- _Exercise_
Please return the full listing below without altering anything.
(begin)
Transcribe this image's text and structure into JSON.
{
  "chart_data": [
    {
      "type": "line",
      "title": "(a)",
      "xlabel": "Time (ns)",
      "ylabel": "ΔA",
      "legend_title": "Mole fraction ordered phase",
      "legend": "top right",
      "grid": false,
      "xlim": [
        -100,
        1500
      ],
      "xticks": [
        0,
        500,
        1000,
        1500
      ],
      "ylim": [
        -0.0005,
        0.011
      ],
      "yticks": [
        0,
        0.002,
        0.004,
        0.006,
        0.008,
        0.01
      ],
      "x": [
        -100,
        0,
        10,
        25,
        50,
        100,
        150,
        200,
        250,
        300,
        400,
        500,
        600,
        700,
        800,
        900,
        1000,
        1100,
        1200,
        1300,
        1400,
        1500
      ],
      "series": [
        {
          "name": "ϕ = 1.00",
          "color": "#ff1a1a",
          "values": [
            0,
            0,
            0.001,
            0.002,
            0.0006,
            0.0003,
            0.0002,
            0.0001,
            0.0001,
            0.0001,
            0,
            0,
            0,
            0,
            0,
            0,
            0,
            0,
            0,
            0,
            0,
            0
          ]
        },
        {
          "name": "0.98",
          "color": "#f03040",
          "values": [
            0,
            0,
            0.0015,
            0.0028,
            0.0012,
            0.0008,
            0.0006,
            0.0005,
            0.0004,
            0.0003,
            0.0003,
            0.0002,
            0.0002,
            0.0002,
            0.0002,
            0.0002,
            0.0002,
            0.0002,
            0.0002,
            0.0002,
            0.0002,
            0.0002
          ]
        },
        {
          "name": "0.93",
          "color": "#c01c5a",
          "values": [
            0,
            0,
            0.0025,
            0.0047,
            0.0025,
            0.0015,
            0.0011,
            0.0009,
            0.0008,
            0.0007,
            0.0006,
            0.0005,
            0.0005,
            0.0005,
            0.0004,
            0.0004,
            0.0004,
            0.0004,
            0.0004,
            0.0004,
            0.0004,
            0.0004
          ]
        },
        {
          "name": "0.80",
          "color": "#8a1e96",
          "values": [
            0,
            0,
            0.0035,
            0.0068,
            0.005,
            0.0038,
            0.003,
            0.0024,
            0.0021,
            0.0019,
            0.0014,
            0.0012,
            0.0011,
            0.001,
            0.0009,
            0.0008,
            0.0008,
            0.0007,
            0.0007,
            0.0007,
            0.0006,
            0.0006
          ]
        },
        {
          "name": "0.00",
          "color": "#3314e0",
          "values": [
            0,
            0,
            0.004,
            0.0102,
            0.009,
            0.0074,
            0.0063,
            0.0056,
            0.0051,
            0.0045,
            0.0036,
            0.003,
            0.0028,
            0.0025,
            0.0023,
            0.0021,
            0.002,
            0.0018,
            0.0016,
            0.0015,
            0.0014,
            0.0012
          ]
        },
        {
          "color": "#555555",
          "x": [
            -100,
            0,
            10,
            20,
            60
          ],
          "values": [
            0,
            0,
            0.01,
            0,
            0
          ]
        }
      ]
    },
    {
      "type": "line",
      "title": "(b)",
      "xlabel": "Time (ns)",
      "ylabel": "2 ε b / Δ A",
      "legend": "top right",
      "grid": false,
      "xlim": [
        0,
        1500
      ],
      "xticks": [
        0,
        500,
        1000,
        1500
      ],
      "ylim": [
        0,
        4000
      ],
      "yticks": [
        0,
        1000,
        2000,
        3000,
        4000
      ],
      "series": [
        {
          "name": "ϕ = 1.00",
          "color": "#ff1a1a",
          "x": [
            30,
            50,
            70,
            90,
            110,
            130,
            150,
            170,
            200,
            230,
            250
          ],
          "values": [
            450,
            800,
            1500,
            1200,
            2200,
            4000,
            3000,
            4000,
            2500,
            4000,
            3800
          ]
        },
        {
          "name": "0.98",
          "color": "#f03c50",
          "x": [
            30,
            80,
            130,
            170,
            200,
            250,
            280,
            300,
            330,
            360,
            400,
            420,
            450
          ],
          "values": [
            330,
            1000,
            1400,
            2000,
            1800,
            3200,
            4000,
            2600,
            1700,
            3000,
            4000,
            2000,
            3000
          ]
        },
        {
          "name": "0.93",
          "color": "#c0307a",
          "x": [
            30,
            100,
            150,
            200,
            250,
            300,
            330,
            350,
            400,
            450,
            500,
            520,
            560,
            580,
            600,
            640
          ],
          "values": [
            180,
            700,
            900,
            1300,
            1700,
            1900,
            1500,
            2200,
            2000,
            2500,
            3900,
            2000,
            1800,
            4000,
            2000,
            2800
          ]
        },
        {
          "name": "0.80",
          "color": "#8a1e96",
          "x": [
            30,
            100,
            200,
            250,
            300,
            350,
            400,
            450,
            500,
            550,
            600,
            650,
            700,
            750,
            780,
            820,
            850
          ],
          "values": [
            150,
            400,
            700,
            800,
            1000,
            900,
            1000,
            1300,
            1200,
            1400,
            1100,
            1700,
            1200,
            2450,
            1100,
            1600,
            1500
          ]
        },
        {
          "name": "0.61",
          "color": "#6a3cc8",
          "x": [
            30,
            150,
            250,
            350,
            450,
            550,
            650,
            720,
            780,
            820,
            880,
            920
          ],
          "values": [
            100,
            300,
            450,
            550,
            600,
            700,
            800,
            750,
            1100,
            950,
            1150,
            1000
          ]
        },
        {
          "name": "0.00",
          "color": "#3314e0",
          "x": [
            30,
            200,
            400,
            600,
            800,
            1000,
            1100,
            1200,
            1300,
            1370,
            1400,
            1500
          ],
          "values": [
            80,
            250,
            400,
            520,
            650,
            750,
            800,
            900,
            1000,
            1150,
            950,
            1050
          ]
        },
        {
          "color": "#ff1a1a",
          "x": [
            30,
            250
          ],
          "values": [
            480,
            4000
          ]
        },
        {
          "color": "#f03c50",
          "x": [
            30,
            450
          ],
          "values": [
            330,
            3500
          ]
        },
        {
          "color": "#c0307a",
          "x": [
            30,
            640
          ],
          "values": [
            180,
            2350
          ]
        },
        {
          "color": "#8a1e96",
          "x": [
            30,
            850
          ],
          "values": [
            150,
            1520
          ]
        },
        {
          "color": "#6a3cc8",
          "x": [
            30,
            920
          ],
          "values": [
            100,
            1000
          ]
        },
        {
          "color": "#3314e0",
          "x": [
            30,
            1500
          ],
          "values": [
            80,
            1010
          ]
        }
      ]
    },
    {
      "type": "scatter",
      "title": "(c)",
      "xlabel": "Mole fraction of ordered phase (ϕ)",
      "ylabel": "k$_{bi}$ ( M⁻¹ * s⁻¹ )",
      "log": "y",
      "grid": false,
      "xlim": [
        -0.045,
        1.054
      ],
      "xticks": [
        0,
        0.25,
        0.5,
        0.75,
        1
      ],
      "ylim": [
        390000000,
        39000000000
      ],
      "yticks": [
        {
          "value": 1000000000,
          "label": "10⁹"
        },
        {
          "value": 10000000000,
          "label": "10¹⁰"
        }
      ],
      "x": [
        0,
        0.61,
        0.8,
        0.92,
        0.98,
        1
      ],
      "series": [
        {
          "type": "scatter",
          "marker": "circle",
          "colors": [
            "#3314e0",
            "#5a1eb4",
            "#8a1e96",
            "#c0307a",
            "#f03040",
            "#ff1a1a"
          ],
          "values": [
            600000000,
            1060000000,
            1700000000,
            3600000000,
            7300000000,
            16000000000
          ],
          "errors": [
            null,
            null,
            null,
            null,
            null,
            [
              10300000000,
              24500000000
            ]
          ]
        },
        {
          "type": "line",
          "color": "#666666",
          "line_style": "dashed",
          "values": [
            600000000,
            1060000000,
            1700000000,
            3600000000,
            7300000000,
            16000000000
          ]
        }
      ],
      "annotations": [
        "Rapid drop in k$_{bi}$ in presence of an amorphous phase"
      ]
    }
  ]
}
(end)
- _The solution_
Transcribe this image's text and structure into JSON.
{
  "chart_data": [
    {
      "type": "line",
      "title": "(a)",
      "xlabel": "Time (ns)",
      "ylabel": "ΔA",
      "legend_title": "Mole fraction ordered phase",
      "legend": "top right",
      "grid": false,
      "xlim": [
        -100,
        1500
      ],
      "xticks": [
        0,
        500,
        1000,
        1500
      ],
      "ylim": [
        -0.0005,
        0.011
      ],
      "yticks": [
        0,
        0.002,
        0.004,
        0.006,
        0.008,
        0.01
      ],
      "x": [
        -100,
        0,
        10,
        25,
        50,
        100,
        150,
        200,
        250,
        300,
        400,
        500,
        600,
        700,
        800,
        900,
        1000,
        1100,
        1200,
        1300,
        1400,
        1500
      ],
      "series": [
        {
          "name": "ϕ = 1.00",
          "color": "#ff1a1a",
          "values": [
            0,
            0,
            0.001,
            0.002,
            0.0006,
            0.0003,
            0.0002,
            0.0001,
            0.0001,
            0.0001,
            0,
            0,
            0,
            0,
            0,
            0,
            0,
            0,
            0,
            0,
            0,
            0
          ]
        },
        {
          "name": "0.98",
          "color": "#f03040",
          "values": [
            0,
            0,
            0.0015,
            0.0028,
            0.0012,
            0.0008,
            0.0006,
            0.0005,
            0.0004,
            0.0003,
            0.0003,
            0.0002,
            0.0002,
            0.0002,
            0.0002,
            0.0002,
            0.0002,
            0.0002,
            0.0002,
            0.0002,
            0.0002,
            0.0002
          ]
        },
        {
          "name": "0.93",
          "color": "#c01c5a",
          "values": [
            0,
            0,
            0.0025,
            0.0047,
            0.0025,
            0.0015,
            0.0011,
            0.0009,
            0.0008,
            0.0007,
            0.0006,
            0.0005,
            0.0005,
            0.0005,
            0.0004,
            0.0004,
            0.0004,
            0.0004,
            0.0004,
            0.0004,
            0.0004,
            0.0004
          ]
        },
        {
          "name": "0.80",
          "color": "#8a1e96",
          "values": [
            0,
            0,
            0.0035,
            0.0068,
            0.005,
            0.0038,
            0.003,
            0.0024,
            0.0021,
            0.0019,
            0.0014,
            0.0012,
            0.0011,
            0.001,
            0.0009,
            0.0008,
            0.0008,
            0.0007,
            0.0007,
            0.0007,
            0.0006,
            0.0006
          ]
        },
        {
          "name": "0.00",
          "color": "#3314e0",
          "values": [
            0,
            0,
            0.004,
            0.0102,
            0.009,
            0.0074,
            0.0063,
            0.0056,
            0.0051,
            0.0045,
            0.0036,
            0.003,
            0.0028,
            0.0025,
            0.0023,
            0.0021,
            0.002,
            0.0018,
            0.0016,
            0.0015,
            0.0014,
            0.0012
          ]
        },
        {
          "color": "#555555",
          "x": [
            -100,
            0,
            10,
            20,
            60
          ],
          "values": [
            0,
            0,
            0.01,
            0,
            0
          ]
        }
      ]
    },
    {
      "type": "line",
      "title": "(b)",
      "xlabel": "Time (ns)",
      "ylabel": "2 ε b / Δ A",
      "legend": "top right",
      "grid": false,
      "xlim": [
        0,
        1500
      ],
      "xticks": [
        0,
        500,
        1000,
        1500
      ],
      "ylim": [
        0,
        4000
      ],
      "yticks": [
        0,
        1000,
        2000,
        3000,
        4000
      ],
      "series": [
        {
          "name": "ϕ = 1.00",
          "color": "#ff1a1a",
          "x": [
            30,
            50,
            70,
            90,
            110,
            130,
            150,
            170,
            200,
            230,
            250
          ],
          "values": [
            450,
            800,
            1500,
            1200,
            2200,
            4000,
            3000,
            4000,
            2500,
            4000,
            3800
          ]
        },
        {
          "name": "0.98",
          "color": "#f03c50",
          "x": [
            30,
            80,
            130,
            170,
            200,
            250,
            280,
            300,
            330,
            360,
            400,
            420,
            450
          ],
          "values": [
            330,
            1000,
            1400,
            2000,
            1800,
            3200,
            4000,
            2600,
            1700,
            3000,
            4000,
            2000,
            3000
          ]
        },
        {
          "name": "0.93",
          "color": "#c0307a",
          "x": [
            30,
            100,
            150,
            200,
            250,
            300,
            330,
            350,
            400,
            450,
            500,
            520,
            560,
            580,
            600,
            640
          ],
          "values": [
            180,
            700,
            900,
            1300,
            1700,
            1900,
            1500,
            2200,
            2000,
            2500,
            3900,
            2000,
            1800,
            4000,
            2000,
            2800
          ]
        },
        {
          "name": "0.80",
          "color": "#8a1e96",
          "x": [
            30,
            100,
            200,
            250,
            300,
            350,
            400,
            450,
            500,
            550,
            600,
            650,
            700,
            750,
            780,
            820,
            850
          ],
          "values": [
            150,
            400,
            700,
            800,
            1000,
            900,
            1000,
            1300,
            1200,
            1400,
            1100,
            1700,
            1200,
            2450,
            1100,
            1600,
            1500
          ]
        },
        {
          "name": "0.61",
          "color": "#6a3cc8",
          "x": [
            30,
            150,
            250,
            350,
            450,
            550,
            650,
            720,
            780,
            820,
            880,
            920
          ],
          "values": [
            100,
            300,
            450,
            550,
            600,
            700,
            800,
            750,
            1100,
            950,
            1150,
            1000
          ]
        },
        {
          "name": "0.00",
          "color": "#3314e0",
          "x": [
            30,
            200,
            400,
            600,
            800,
            1000,
            1100,
            1200,
            1300,
            1370,
            1400,
            1500
          ],
          "values": [
            80,
            250,
            400,
            520,
            650,
            750,
            800,
            900,
            1000,
            1150,
            950,
            1050
          ]
        },
        {
          "color": "#ff1a1a",
          "x": [
            30,
            250
          ],
          "values": [
            480,
            4000
          ]
        },
        {
          "color": "#f03c50",
          "x": [
            30,
            450
          ],
          "values": [
            330,
            3500
          ]
        },
        {
          "color": "#c0307a",
          "x": [
            30,
            640
          ],
          "values": [
            180,
            2350
          ]
        },
        {
          "color": "#8a1e96",
          "x": [
            30,
            850
          ],
          "values": [
            150,
            1520
          ]
        },
        {
          "color": "#6a3cc8",
          "x": [
            30,
            920
          ],
          "values": [
            100,
            1000
          ]
        },
        {
          "color": "#3314e0",
          "x": [
            30,
            1500
          ],
          "values": [
            80,
            1010
          ]
        }
      ]
    },
    {
      "type": "scatter",
      "title": "(c)",
      "xlabel": "Mole fraction of ordered phase (ϕ)",
      "ylabel": "k$_{bi}$ ( M⁻¹ * s⁻¹ )",
      "log": "y",
      "grid": false,
      "xlim": [
        -0.045,
        1.054
      ],
      "xticks": [
        0,
        0.25,
        0.5,
        0.75,
        1
      ],
      "ylim": [
        390000000,
        39000000000
      ],
      "yticks": [
        {
          "value": 1000000000,
          "label": "10⁹"
        },
        {
          "value": 10000000000,
          "label": "10¹⁰"
        }
      ],
      "x": [
        0,
        0.61,
        0.8,
        0.92,
        0.98,
        1
      ],
      "series": [
        {
          "type": "scatter",
          "marker": "circle",
          "colors": [
            "#3314e0",
            "#5a1eb4",
            "#8a1e96",
            "#c0307a",
            "#f03040",
            "#ff1a1a"
          ],
          "values": [
            600000000,
            1060000000,
            1700000000,
            3600000000,
            7300000000,
            16000000000
          ],
          "errors": [
            null,
            null,
            null,
            null,
            null,
            [
              10300000000,
              24500000000
            ]
          ]
        },
        {
          "type": "line",
          "color": "#666666",
          "line_style": "dashed",
          "values": [
            600000000,
            1060000000,
            1700000000,
            3600000000,
            7300000000,
            16000000000
          ]
        }
      ],
      "annotations": [
        "Rapid drop in k$_{bi}$ in presence of an amorphous phase"
      ]
    }
  ]
}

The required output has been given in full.